— START Records supplied —
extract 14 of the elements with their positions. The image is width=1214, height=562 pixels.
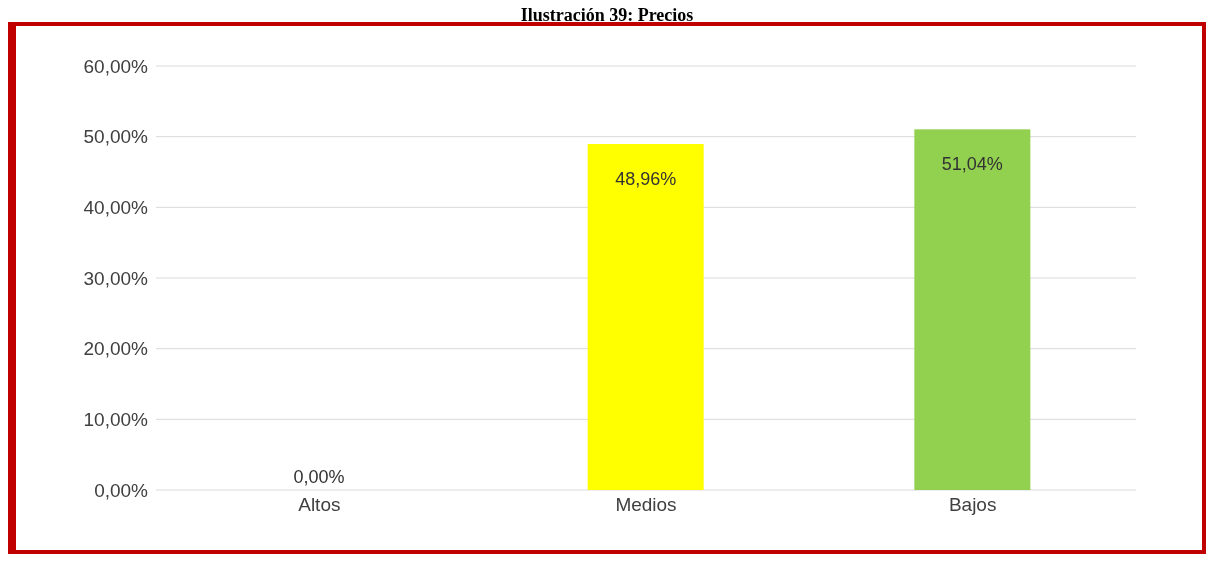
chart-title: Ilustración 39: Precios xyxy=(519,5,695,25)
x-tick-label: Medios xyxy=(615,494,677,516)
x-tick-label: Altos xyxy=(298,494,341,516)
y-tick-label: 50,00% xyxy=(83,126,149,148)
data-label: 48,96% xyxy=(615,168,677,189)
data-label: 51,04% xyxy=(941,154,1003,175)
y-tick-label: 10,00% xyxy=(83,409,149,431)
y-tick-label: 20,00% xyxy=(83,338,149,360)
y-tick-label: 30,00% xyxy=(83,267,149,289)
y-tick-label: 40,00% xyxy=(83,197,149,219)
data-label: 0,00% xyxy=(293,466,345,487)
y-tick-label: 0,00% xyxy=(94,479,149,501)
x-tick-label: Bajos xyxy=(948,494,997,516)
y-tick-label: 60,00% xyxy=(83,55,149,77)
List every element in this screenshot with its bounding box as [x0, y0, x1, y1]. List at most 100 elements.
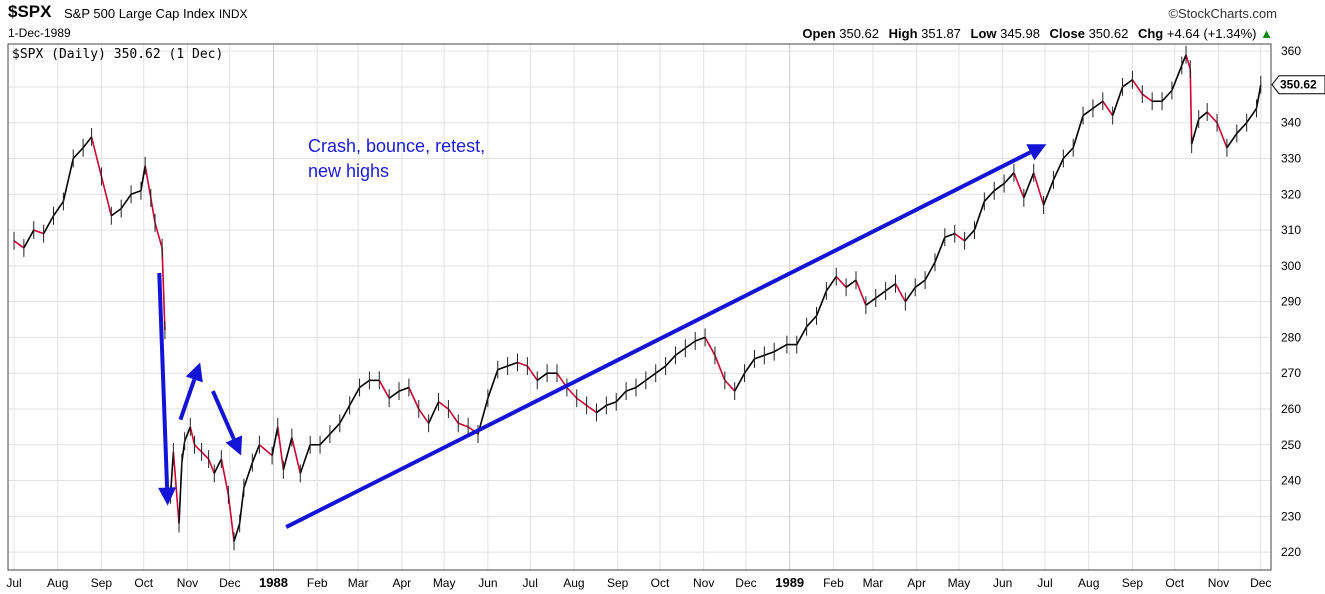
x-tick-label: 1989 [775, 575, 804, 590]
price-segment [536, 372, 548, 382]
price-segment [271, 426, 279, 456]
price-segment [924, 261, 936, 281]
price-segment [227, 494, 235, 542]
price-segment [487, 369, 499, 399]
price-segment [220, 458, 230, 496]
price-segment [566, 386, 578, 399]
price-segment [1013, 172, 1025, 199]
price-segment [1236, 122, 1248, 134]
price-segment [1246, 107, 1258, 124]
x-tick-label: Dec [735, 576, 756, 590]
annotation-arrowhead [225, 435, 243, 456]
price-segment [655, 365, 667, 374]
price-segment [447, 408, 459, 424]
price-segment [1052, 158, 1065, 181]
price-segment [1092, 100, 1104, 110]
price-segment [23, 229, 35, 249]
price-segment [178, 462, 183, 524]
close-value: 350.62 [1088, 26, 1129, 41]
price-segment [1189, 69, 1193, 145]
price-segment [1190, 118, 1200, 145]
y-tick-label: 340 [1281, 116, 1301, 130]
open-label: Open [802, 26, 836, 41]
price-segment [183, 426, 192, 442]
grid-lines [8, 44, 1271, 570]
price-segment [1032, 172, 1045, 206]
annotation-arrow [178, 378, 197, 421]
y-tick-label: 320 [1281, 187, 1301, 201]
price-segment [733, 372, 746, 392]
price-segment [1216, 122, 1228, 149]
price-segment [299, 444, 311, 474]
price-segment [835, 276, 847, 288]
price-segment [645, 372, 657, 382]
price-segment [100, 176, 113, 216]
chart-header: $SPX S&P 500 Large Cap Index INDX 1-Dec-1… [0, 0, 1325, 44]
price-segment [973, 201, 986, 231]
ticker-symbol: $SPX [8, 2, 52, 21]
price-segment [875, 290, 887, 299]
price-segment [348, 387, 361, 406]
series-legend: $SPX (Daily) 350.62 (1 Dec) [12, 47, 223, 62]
— END Records supplied —
§ Written task
Give every line of the items above as a JSON list of strings, one string per line, omitting blank lines and leaving out the pictures.

§ Exercise solution
[
  "extract 14 of the elements with their positions. The image is width=1214, height=562 pixels.",
  "chart-title: Ilustración 39: Precios xyxy=(519,5,695,25)",
  "x-tick-label: Medios xyxy=(615,494,677,516)",
  "x-tick-label: Altos xyxy=(298,494,341,516)",
  "y-tick-label: 50,00% xyxy=(83,126,149,148)",
  "data-label: 48,96% xyxy=(615,168,677,189)",
  "data-label: 51,04% xyxy=(941,154,1003,175)",
  "y-tick-label: 10,00% xyxy=(83,409,149,431)",
  "y-tick-label: 20,00% xyxy=(83,338,149,360)",
  "y-tick-label: 30,00% xyxy=(83,267,149,289)",
  "y-tick-label: 40,00% xyxy=(83,197,149,219)",
  "data-label: 0,00% xyxy=(293,466,345,487)",
  "y-tick-label: 0,00% xyxy=(94,479,149,501)",
  "x-tick-label: Bajos xyxy=(948,494,997,516)",
  "y-tick-label: 60,00% xyxy=(83,55,149,77)",
  "List every element in this screenshot with its bounding box as [x0, y0, x1, y1]. List at most 100 elements.",
  "x-tick-label: 1989 [775, 575, 804, 590]",
  "price-segment [536, 372, 548, 382]",
  "price-segment [271, 426, 279, 456]",
  "price-segment [924, 261, 936, 281]",
  "price-segment [227, 494, 235, 542]",
  "price-segment [487, 369, 499, 399]",
  "price-segment [220, 458, 230, 496]",
  "price-segment [566, 386, 578, 399]",
  "price-segment [1013, 172, 1025, 199]",
  "price-segment [1236, 122, 1248, 134]",
  "price-segment [1246, 107, 1258, 124]",
  "x-tick-label: Dec [735, 576, 756, 590]",
  "annotation-arrowhead [225, 435, 243, 456]",
  "price-segment [655, 365, 667, 374]",
  "price-segment [447, 408, 459, 424]",
  "price-segment [1052, 158, 1065, 181]",
  "price-segment [1092, 100, 1104, 110]",
  "price-segment [23, 229, 35, 249]",
  "price-segment [178, 462, 183, 524]",
  "close-value: 350.62 [1088, 26, 1129, 41]",
  "price-segment [1189, 69, 1193, 145]",
  "price-segment [1190, 118, 1200, 145]",
  "y-tick-label: 340 [1281, 116, 1301, 130]",
  "open-label: Open [802, 26, 836, 41]",
  "price-segment [183, 426, 192, 442]",
  "grid-lines [8, 44, 1271, 570]",
  "price-segment [1032, 172, 1045, 206]",
  "annotation-arrow [178, 378, 197, 421]",
  "y-tick-label: 320 [1281, 187, 1301, 201]",
  "price-segment [733, 372, 746, 392]",
  "price-segment [1216, 122, 1228, 149]",
  "price-segment [299, 444, 311, 474]",
  "price-segment [835, 276, 847, 288]",
  "price-segment [645, 372, 657, 382]",
  "price-segment [100, 176, 113, 216]",
  "chart-header: $SPX S&P 500 Large Cap Index INDX 1-Dec-1… [0, 0, 1325, 44]",
  "price-segment [973, 201, 986, 231]",
  "ticker-symbol: $SPX [8, 2, 52, 21]",
  "price-segment [875, 290, 887, 299]",
  "price-segment [348, 387, 361, 406]",
  "series-legend: $SPX (Daily) 350.62 (1 Dec) [12, 47, 223, 62]"
]